═════ Data for processing

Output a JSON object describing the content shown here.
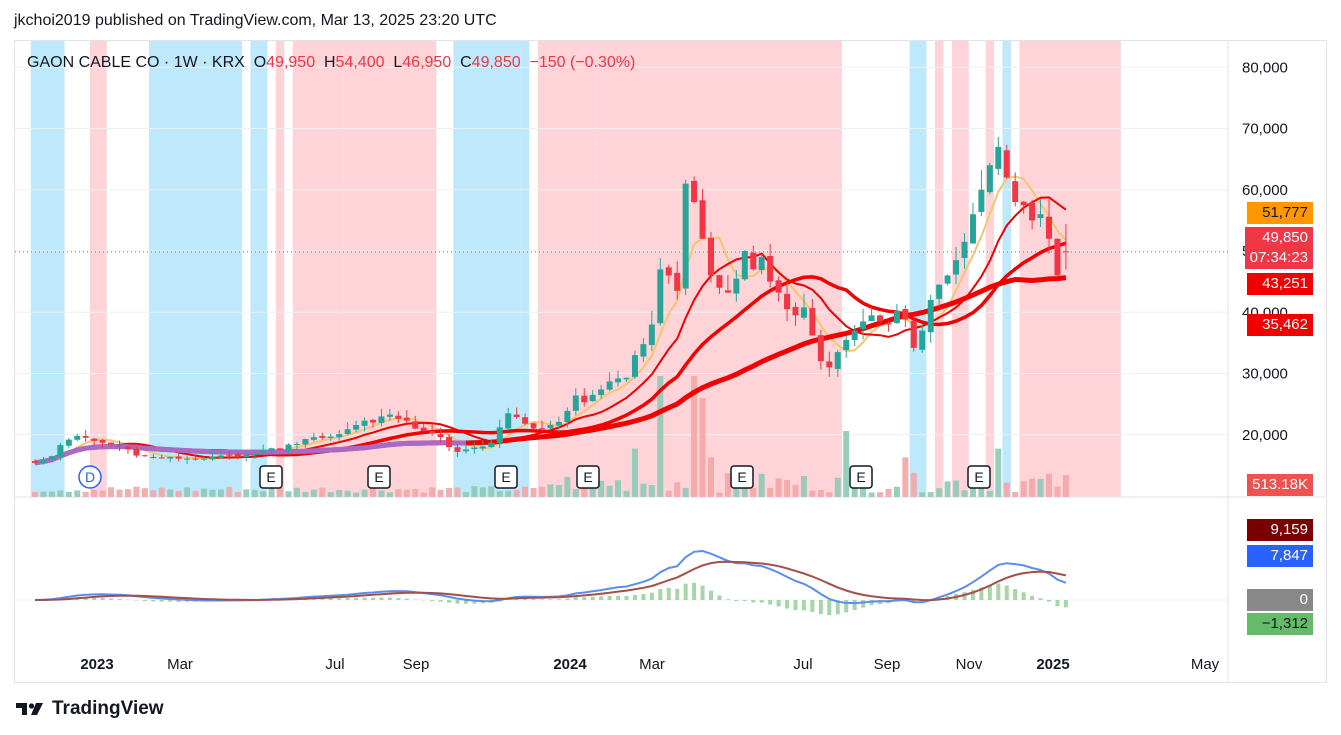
{
  "header": {
    "publish_text": "jkchoi2019 published on TradingView.com, Mar 13, 2025 23:20 UTC"
  },
  "legend": {
    "symbol": "GAON CABLE CO · 1W · KRX",
    "open_label": "O",
    "open": "49,950",
    "high_label": "H",
    "high": "54,400",
    "low_label": "L",
    "low": "46,950",
    "close_label": "C",
    "close": "49,850",
    "change": "−150 (−0.30%)"
  },
  "price_axis": {
    "ticks": [
      "80,000",
      "70,000",
      "60,000",
      "50,000",
      "40,000",
      "30,000",
      "20,000"
    ],
    "tags": [
      {
        "value": "51,777",
        "color": "#ff9800",
        "text_color": "#131722"
      },
      {
        "value": "49,850",
        "color": "#f23645",
        "text_color": "#ffffff",
        "extra": "07:34:23"
      },
      {
        "value": "43,251",
        "color": "#f20000",
        "text_color": "#ffffff"
      },
      {
        "value": "35,462",
        "color": "#f20000",
        "text_color": "#ffffff"
      },
      {
        "value": "513.18K",
        "color": "#ef5350",
        "text_color": "#ffffff"
      }
    ]
  },
  "macd_axis": {
    "tags": [
      {
        "value": "9,159",
        "color": "#7a0000",
        "text_color": "#ffffff"
      },
      {
        "value": "7,847",
        "color": "#2962ff",
        "text_color": "#ffffff"
      },
      {
        "value": "0",
        "color": "#888888",
        "text_color": "#ffffff"
      },
      {
        "value": "−1,312",
        "color": "#66bb6a",
        "text_color": "#131722"
      }
    ]
  },
  "time_axis": [
    "2023",
    "Mar",
    "Jul",
    "Sep",
    "2024",
    "Mar",
    "Jul",
    "Sep",
    "Nov",
    "2025",
    "May"
  ],
  "event_markers": [
    "D",
    "E",
    "E",
    "E",
    "E",
    "E",
    "E",
    "E"
  ],
  "footer": {
    "brand": "TradingView"
  },
  "colors": {
    "up": "#26a69a",
    "down": "#f23645",
    "bg_bull": "#ffcdd2",
    "bg_bear": "#b3e5fc",
    "macd_line": "#5b8def",
    "signal_line": "#a1504a"
  },
  "chart_data": {
    "type": "candlestick",
    "title": "GAON CABLE CO · 1W · KRX",
    "interval": "1W",
    "price_range": [
      8000,
      82000
    ],
    "last_close": 49850,
    "dates": [
      "2022-11-07",
      "2022-11-14",
      "2022-11-21",
      "2022-11-28",
      "2022-12-05",
      "2022-12-12",
      "2022-12-19",
      "2022-12-26",
      "2023-01-02",
      "2023-01-09",
      "2023-01-16",
      "2023-01-23",
      "2023-01-30",
      "2023-02-06",
      "2023-02-13",
      "2023-02-20",
      "2023-02-27",
      "2023-03-06",
      "2023-03-13",
      "2023-03-20",
      "2023-03-27",
      "2023-04-03",
      "2023-04-10",
      "2023-04-17",
      "2023-04-24",
      "2023-05-01",
      "2023-05-08",
      "2023-05-15",
      "2023-05-22",
      "2023-05-29",
      "2023-06-05",
      "2023-06-12",
      "2023-06-19",
      "2023-06-26",
      "2023-07-03",
      "2023-07-10",
      "2023-07-17",
      "2023-07-24",
      "2023-07-31",
      "2023-08-07",
      "2023-08-14",
      "2023-08-21",
      "2023-08-28",
      "2023-09-04",
      "2023-09-11",
      "2023-09-18",
      "2023-09-25",
      "2023-10-02",
      "2023-10-09",
      "2023-10-16",
      "2023-10-23",
      "2023-10-30",
      "2023-11-06",
      "2023-11-13",
      "2023-11-20",
      "2023-11-27",
      "2023-12-04",
      "2023-12-11",
      "2023-12-18",
      "2023-12-25",
      "2024-01-01",
      "2024-01-08",
      "2024-01-15",
      "2024-01-22",
      "2024-01-29",
      "2024-02-05",
      "2024-02-12",
      "2024-02-19",
      "2024-02-26",
      "2024-03-04",
      "2024-03-11",
      "2024-03-18",
      "2024-03-25",
      "2024-04-01",
      "2024-04-08",
      "2024-04-15",
      "2024-04-22",
      "2024-04-29",
      "2024-05-06",
      "2024-05-13",
      "2024-05-20",
      "2024-05-27",
      "2024-06-03",
      "2024-06-10",
      "2024-06-17",
      "2024-06-24",
      "2024-07-01",
      "2024-07-08",
      "2024-07-15",
      "2024-07-22",
      "2024-07-29",
      "2024-08-05",
      "2024-08-12",
      "2024-08-19",
      "2024-08-26",
      "2024-09-02",
      "2024-09-09",
      "2024-09-16",
      "2024-09-23",
      "2024-09-30",
      "2024-10-07",
      "2024-10-14",
      "2024-10-21",
      "2024-10-28",
      "2024-11-04",
      "2024-11-11",
      "2024-11-18",
      "2024-11-25",
      "2024-12-02",
      "2024-12-09",
      "2024-12-16",
      "2024-12-23",
      "2024-12-30",
      "2025-01-06",
      "2025-01-13",
      "2025-01-20",
      "2025-01-27",
      "2025-02-03",
      "2025-02-10",
      "2025-02-17",
      "2025-02-24",
      "2025-03-03",
      "2025-03-10"
    ],
    "close": [
      15400,
      15900,
      16500,
      18300,
      19200,
      19800,
      19500,
      19000,
      18700,
      18400,
      18200,
      17600,
      16600,
      16500,
      16300,
      16200,
      16400,
      16100,
      16100,
      16000,
      16100,
      16400,
      16600,
      16700,
      16500,
      16700,
      16900,
      17500,
      17800,
      17500,
      18400,
      18500,
      19300,
      19600,
      19500,
      19700,
      20100,
      20900,
      21600,
      22300,
      22000,
      23000,
      23300,
      22600,
      22300,
      21000,
      20600,
      20200,
      19600,
      18000,
      17200,
      17600,
      17900,
      18100,
      18700,
      21200,
      23500,
      22900,
      21800,
      21000,
      20900,
      21600,
      22100,
      23900,
      26400,
      25300,
      26500,
      27400,
      28700,
      29200,
      29300,
      33000,
      34800,
      38000,
      47000,
      46000,
      43500,
      61000,
      58000,
      52000,
      46000,
      44000,
      43200,
      45500,
      50000,
      47000,
      49000,
      45000,
      43200,
      40500,
      39500,
      40800,
      36200,
      32000,
      31000,
      33500,
      35500,
      37000,
      38500,
      39500,
      38500,
      38000,
      40200,
      38800,
      34200,
      37000,
      42000,
      44500,
      46000,
      48500,
      51500,
      56000,
      60000,
      64000,
      67000,
      62000,
      58000,
      57500,
      55000,
      56000,
      52000,
      46000,
      49850
    ]
  }
}
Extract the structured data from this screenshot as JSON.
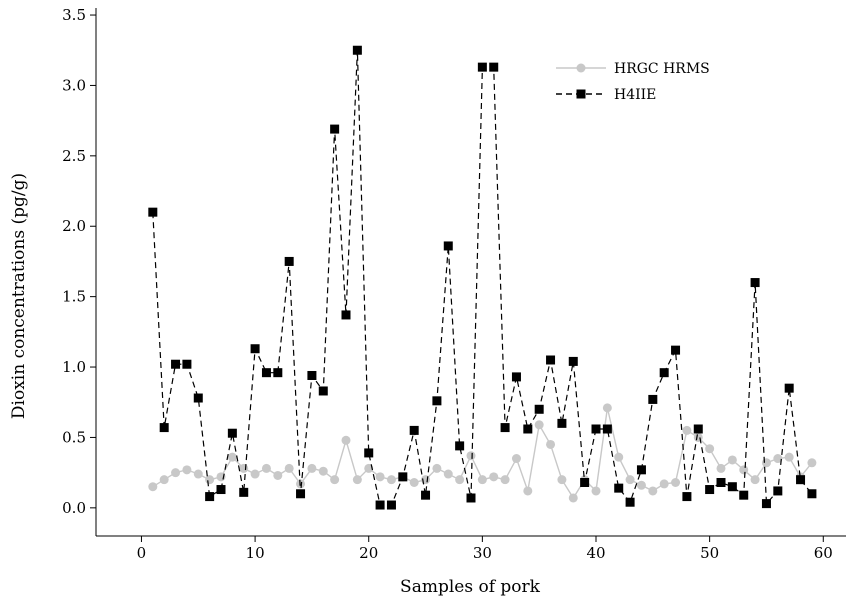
{
  "chart_data": {
    "type": "line",
    "title": "",
    "xlabel": "Samples of pork",
    "ylabel": "Dioxin concentrations (pg/g)",
    "xlim": [
      -4,
      62
    ],
    "ylim": [
      -0.2,
      3.55
    ],
    "xticks": [
      0,
      10,
      20,
      30,
      40,
      50,
      60
    ],
    "yticks": [
      0.0,
      0.5,
      1.0,
      1.5,
      2.0,
      2.5,
      3.0,
      3.5
    ],
    "ytick_labels": [
      "0.0",
      "0.5",
      "1.0",
      "1.5",
      "2.0",
      "2.5",
      "3.0",
      "3.5"
    ],
    "grid": false,
    "legend_position": "top-right",
    "x": [
      1,
      2,
      3,
      4,
      5,
      6,
      7,
      8,
      9,
      10,
      11,
      12,
      13,
      14,
      15,
      16,
      17,
      18,
      19,
      20,
      21,
      22,
      23,
      24,
      25,
      26,
      27,
      28,
      29,
      30,
      31,
      32,
      33,
      34,
      35,
      36,
      37,
      38,
      39,
      40,
      41,
      42,
      43,
      44,
      45,
      46,
      47,
      48,
      49,
      50,
      51,
      52,
      53,
      54,
      55,
      56,
      57,
      58,
      59
    ],
    "series": [
      {
        "name": "HRGC HRMS",
        "color": "#c8c8c8",
        "marker": "circle",
        "line_style": "solid",
        "values": [
          0.15,
          0.2,
          0.25,
          0.27,
          0.24,
          0.2,
          0.22,
          0.36,
          0.28,
          0.24,
          0.28,
          0.23,
          0.28,
          0.17,
          0.28,
          0.26,
          0.2,
          0.48,
          0.2,
          0.28,
          0.22,
          0.2,
          0.22,
          0.18,
          0.2,
          0.28,
          0.24,
          0.2,
          0.37,
          0.2,
          0.22,
          0.2,
          0.35,
          0.12,
          0.59,
          0.45,
          0.2,
          0.07,
          0.2,
          0.12,
          0.71,
          0.36,
          0.2,
          0.16,
          0.12,
          0.17,
          0.18,
          0.55,
          0.5,
          0.42,
          0.28,
          0.34,
          0.27,
          0.2,
          0.32,
          0.35,
          0.36,
          0.22,
          0.32
        ]
      },
      {
        "name": "H4IIE",
        "color": "#000000",
        "marker": "square",
        "line_style": "dashed",
        "values": [
          2.1,
          0.57,
          1.02,
          1.02,
          0.78,
          0.08,
          0.13,
          0.53,
          0.11,
          1.13,
          0.96,
          0.96,
          1.75,
          0.1,
          0.94,
          0.83,
          2.69,
          1.37,
          3.25,
          0.39,
          0.02,
          0.02,
          0.22,
          0.55,
          0.09,
          0.76,
          1.86,
          0.44,
          0.07,
          3.13,
          3.13,
          0.57,
          0.93,
          0.56,
          0.7,
          1.05,
          0.6,
          1.04,
          0.18,
          0.56,
          0.56,
          0.14,
          0.04,
          0.27,
          0.77,
          0.96,
          1.12,
          0.08,
          0.56,
          0.13,
          0.18,
          0.15,
          0.09,
          1.6,
          0.03,
          0.12,
          0.85,
          0.2,
          0.1
        ]
      }
    ]
  }
}
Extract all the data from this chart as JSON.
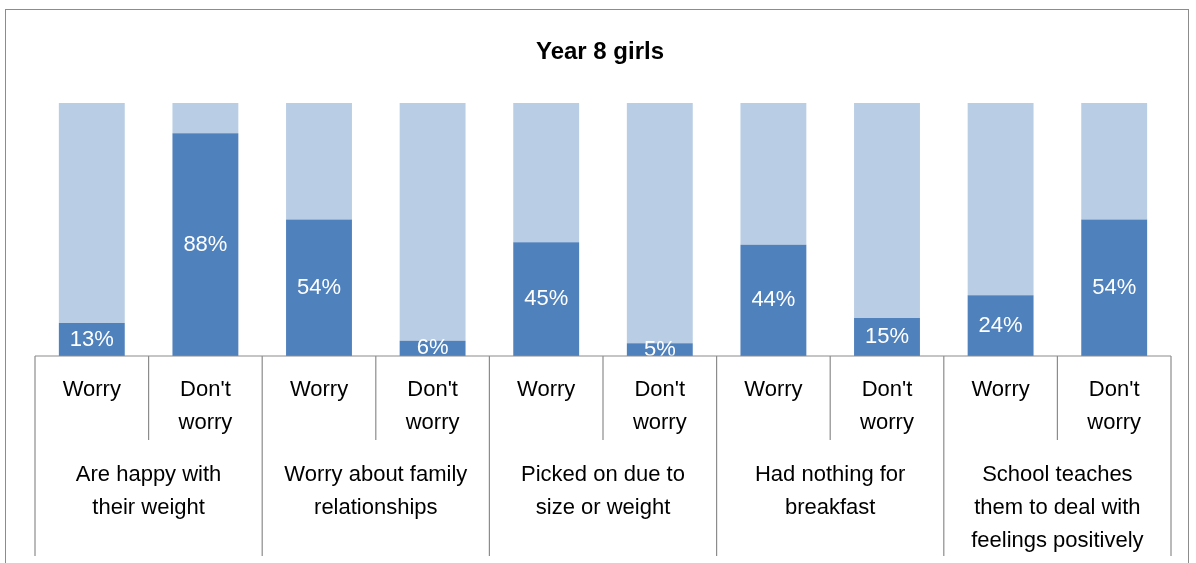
{
  "chart_data": {
    "type": "bar",
    "title": "Year 8 girls",
    "stacked": true,
    "categories": [
      "Worry",
      "Don't worry",
      "Worry",
      "Don't worry",
      "Worry",
      "Don't worry",
      "Worry",
      "Don't worry",
      "Worry",
      "Don't worry"
    ],
    "series": [
      {
        "color": "#4f81bd",
        "values": [
          13,
          88,
          54,
          6,
          45,
          5,
          44,
          15,
          24,
          54
        ],
        "value_labels": [
          "13%",
          "88%",
          "54%",
          "6%",
          "45%",
          "5%",
          "44%",
          "15%",
          "24%",
          "54%"
        ]
      },
      {
        "color": "#b9cde5",
        "values": [
          87,
          12,
          46,
          94,
          55,
          95,
          56,
          85,
          76,
          46
        ]
      }
    ],
    "ylim": [
      0,
      100
    ],
    "tick_labels": "x",
    "legend": false,
    "annotations": [
      "Are happy with their weight",
      "Worry about family relationships",
      "Picked on due to size or weight",
      "Had nothing for breakfast",
      "School teaches them to deal with feelings positively"
    ]
  }
}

══════════

Go over the entries above and say how many lines hold the string "Extract", with no other text.

▶ [Output]: 2